::: Data provided

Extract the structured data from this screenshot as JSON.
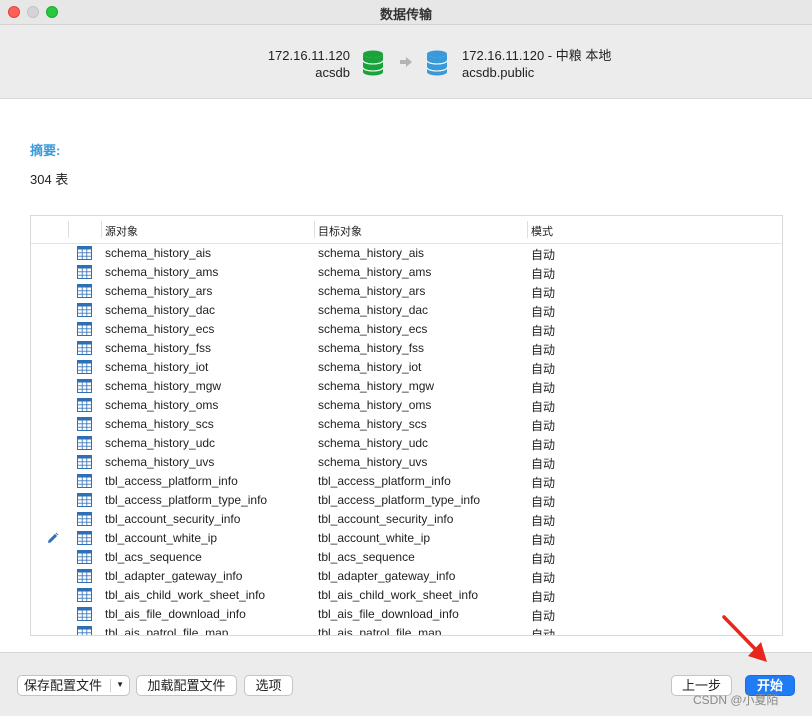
{
  "window": {
    "title": "数据传输"
  },
  "source": {
    "host": "172.16.11.120",
    "db": "acsdb"
  },
  "target": {
    "host": "172.16.11.120 - 中粮 本地",
    "db": "acsdb.public"
  },
  "summary": {
    "label": "摘要:",
    "value": "304 表"
  },
  "table": {
    "columns": [
      "源对象",
      "目标对象",
      "模式"
    ],
    "rows": [
      {
        "source": "schema_history_ais",
        "target": "schema_history_ais",
        "mode": "自动"
      },
      {
        "source": "schema_history_ams",
        "target": "schema_history_ams",
        "mode": "自动"
      },
      {
        "source": "schema_history_ars",
        "target": "schema_history_ars",
        "mode": "自动"
      },
      {
        "source": "schema_history_dac",
        "target": "schema_history_dac",
        "mode": "自动"
      },
      {
        "source": "schema_history_ecs",
        "target": "schema_history_ecs",
        "mode": "自动"
      },
      {
        "source": "schema_history_fss",
        "target": "schema_history_fss",
        "mode": "自动"
      },
      {
        "source": "schema_history_iot",
        "target": "schema_history_iot",
        "mode": "自动"
      },
      {
        "source": "schema_history_mgw",
        "target": "schema_history_mgw",
        "mode": "自动"
      },
      {
        "source": "schema_history_oms",
        "target": "schema_history_oms",
        "mode": "自动"
      },
      {
        "source": "schema_history_scs",
        "target": "schema_history_scs",
        "mode": "自动"
      },
      {
        "source": "schema_history_udc",
        "target": "schema_history_udc",
        "mode": "自动"
      },
      {
        "source": "schema_history_uvs",
        "target": "schema_history_uvs",
        "mode": "自动"
      },
      {
        "source": "tbl_access_platform_info",
        "target": "tbl_access_platform_info",
        "mode": "自动"
      },
      {
        "source": "tbl_access_platform_type_info",
        "target": "tbl_access_platform_type_info",
        "mode": "自动"
      },
      {
        "source": "tbl_account_security_info",
        "target": "tbl_account_security_info",
        "mode": "自动"
      },
      {
        "source": "tbl_account_white_ip",
        "target": "tbl_account_white_ip",
        "mode": "自动",
        "edited": true
      },
      {
        "source": "tbl_acs_sequence",
        "target": "tbl_acs_sequence",
        "mode": "自动"
      },
      {
        "source": "tbl_adapter_gateway_info",
        "target": "tbl_adapter_gateway_info",
        "mode": "自动"
      },
      {
        "source": "tbl_ais_child_work_sheet_info",
        "target": "tbl_ais_child_work_sheet_info",
        "mode": "自动"
      },
      {
        "source": "tbl_ais_file_download_info",
        "target": "tbl_ais_file_download_info",
        "mode": "自动"
      },
      {
        "source": "tbl_ais_patrol_file_map",
        "target": "tbl_ais_patrol_file_map",
        "mode": "自动"
      }
    ]
  },
  "footer": {
    "save_config": "保存配置文件",
    "load_config": "加载配置文件",
    "options": "选项",
    "prev": "上一步",
    "start": "开始",
    "watermark": "CSDN @小夏陌"
  },
  "colors": {
    "accent": "#1f7cf4",
    "source_db": "#1aa33a",
    "target_db": "#3a9ad9",
    "summary_label": "#3a9ad9",
    "annotation_arrow": "#e8261c"
  }
}
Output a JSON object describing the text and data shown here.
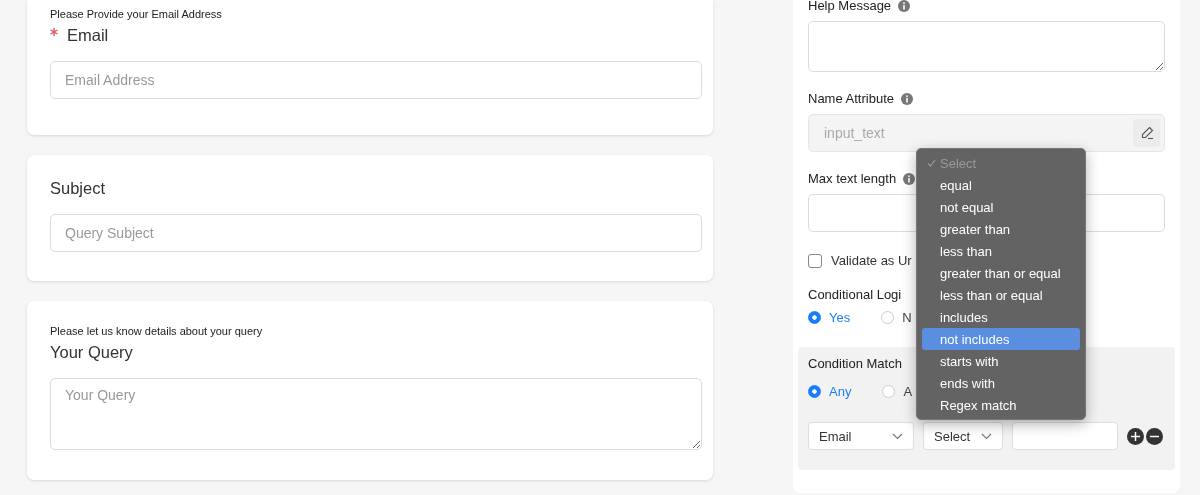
{
  "form_cards": [
    {
      "description": "Please Provide your Email Address",
      "label": "Email",
      "required": true,
      "field": {
        "kind": "input",
        "placeholder": "Email Address"
      }
    },
    {
      "label": "Subject",
      "required": false,
      "field": {
        "kind": "input",
        "placeholder": "Query Subject"
      }
    },
    {
      "description": "Please let us know details about your query",
      "label": "Your Query",
      "required": false,
      "field": {
        "kind": "textarea",
        "placeholder": "Your Query"
      }
    }
  ],
  "settings": {
    "help_message": {
      "label": "Help Message"
    },
    "name_attribute": {
      "label": "Name Attribute",
      "value": "input_text"
    },
    "max_text_length": {
      "label": "Max text length"
    },
    "validate_checkbox": {
      "label": "Validate as Ur",
      "checked": false
    },
    "conditional_logic": {
      "label": "Conditional Logi",
      "options": [
        {
          "label": "Yes",
          "selected": true
        },
        {
          "label": "N",
          "selected": false
        }
      ]
    },
    "condition_match": {
      "label": "Condition Match",
      "options": [
        {
          "label": "Any",
          "selected": true
        },
        {
          "label": "A",
          "selected": false
        }
      ],
      "rule": {
        "field": "Email",
        "operator": "Select"
      }
    }
  },
  "operator_dropdown": {
    "items": [
      {
        "label": "Select",
        "checked": true,
        "disabled": true,
        "selected": false
      },
      {
        "label": "equal",
        "checked": false,
        "disabled": false,
        "selected": false
      },
      {
        "label": "not equal",
        "checked": false,
        "disabled": false,
        "selected": false
      },
      {
        "label": "greater than",
        "checked": false,
        "disabled": false,
        "selected": false
      },
      {
        "label": "less than",
        "checked": false,
        "disabled": false,
        "selected": false
      },
      {
        "label": "greater than or equal",
        "checked": false,
        "disabled": false,
        "selected": false
      },
      {
        "label": "less than or equal",
        "checked": false,
        "disabled": false,
        "selected": false
      },
      {
        "label": "includes",
        "checked": false,
        "disabled": false,
        "selected": false
      },
      {
        "label": "not includes",
        "checked": false,
        "disabled": false,
        "selected": true
      },
      {
        "label": "starts with",
        "checked": false,
        "disabled": false,
        "selected": false
      },
      {
        "label": "ends with",
        "checked": false,
        "disabled": false,
        "selected": false
      },
      {
        "label": "Regex match",
        "checked": false,
        "disabled": false,
        "selected": false
      }
    ]
  }
}
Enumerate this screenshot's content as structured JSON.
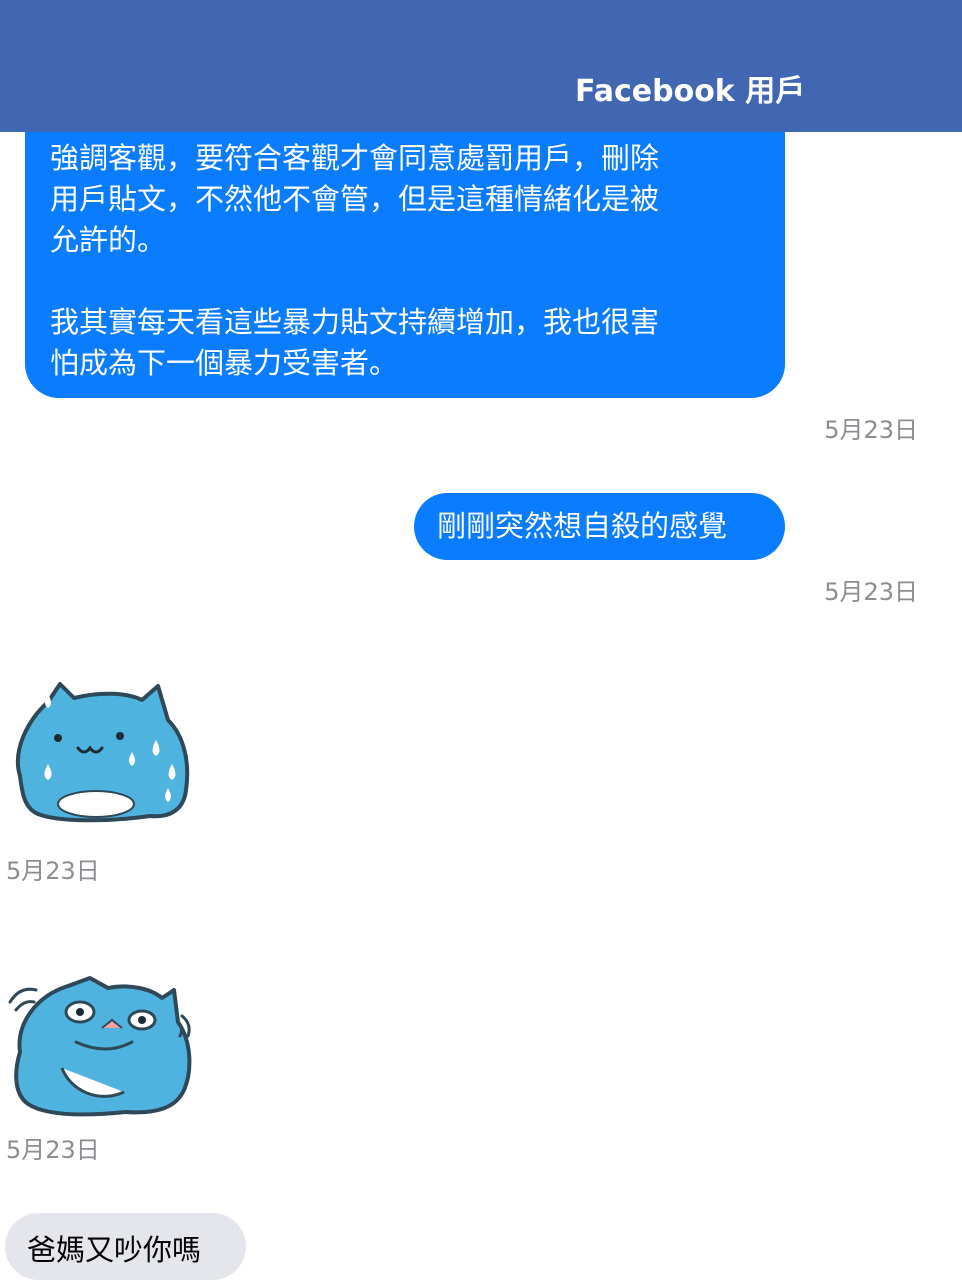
{
  "header": {
    "title": "Facebook 用戶"
  },
  "messages": [
    {
      "direction": "outgoing",
      "paragraphs": [
        "強調客觀，要符合客觀才會同意處罰用戶，刪除\n用戶貼文，不然他不會管，但是這種情緒化是被\n允許的。",
        " 我其實每天看這些暴力貼文持續增加，我也很害\n怕成為下一個暴力受害者。"
      ],
      "timestamp": "5月23日"
    },
    {
      "direction": "outgoing",
      "text": "剛剛突然想自殺的感覺",
      "timestamp": "5月23日"
    },
    {
      "direction": "incoming",
      "sticker": "blue-cat-sweating-sticker",
      "timestamp": "5月23日"
    },
    {
      "direction": "incoming",
      "sticker": "blue-cat-shivering-sticker",
      "timestamp": "5月23日"
    },
    {
      "direction": "incoming",
      "text": "爸媽又吵你嗎"
    }
  ],
  "colors": {
    "header_bg": "#4267b2",
    "outgoing_bubble": "#0a7cff",
    "incoming_bubble": "#e4e6eb",
    "timestamp": "#8a8d91",
    "sticker_blue": "#4fb3e0"
  }
}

::::::

__Aim__.
Search the data for the string "Subject" and copy each line where it appears.

__Result of this task__.
      "label": "Subject",
        "placeholder": "Query Subject"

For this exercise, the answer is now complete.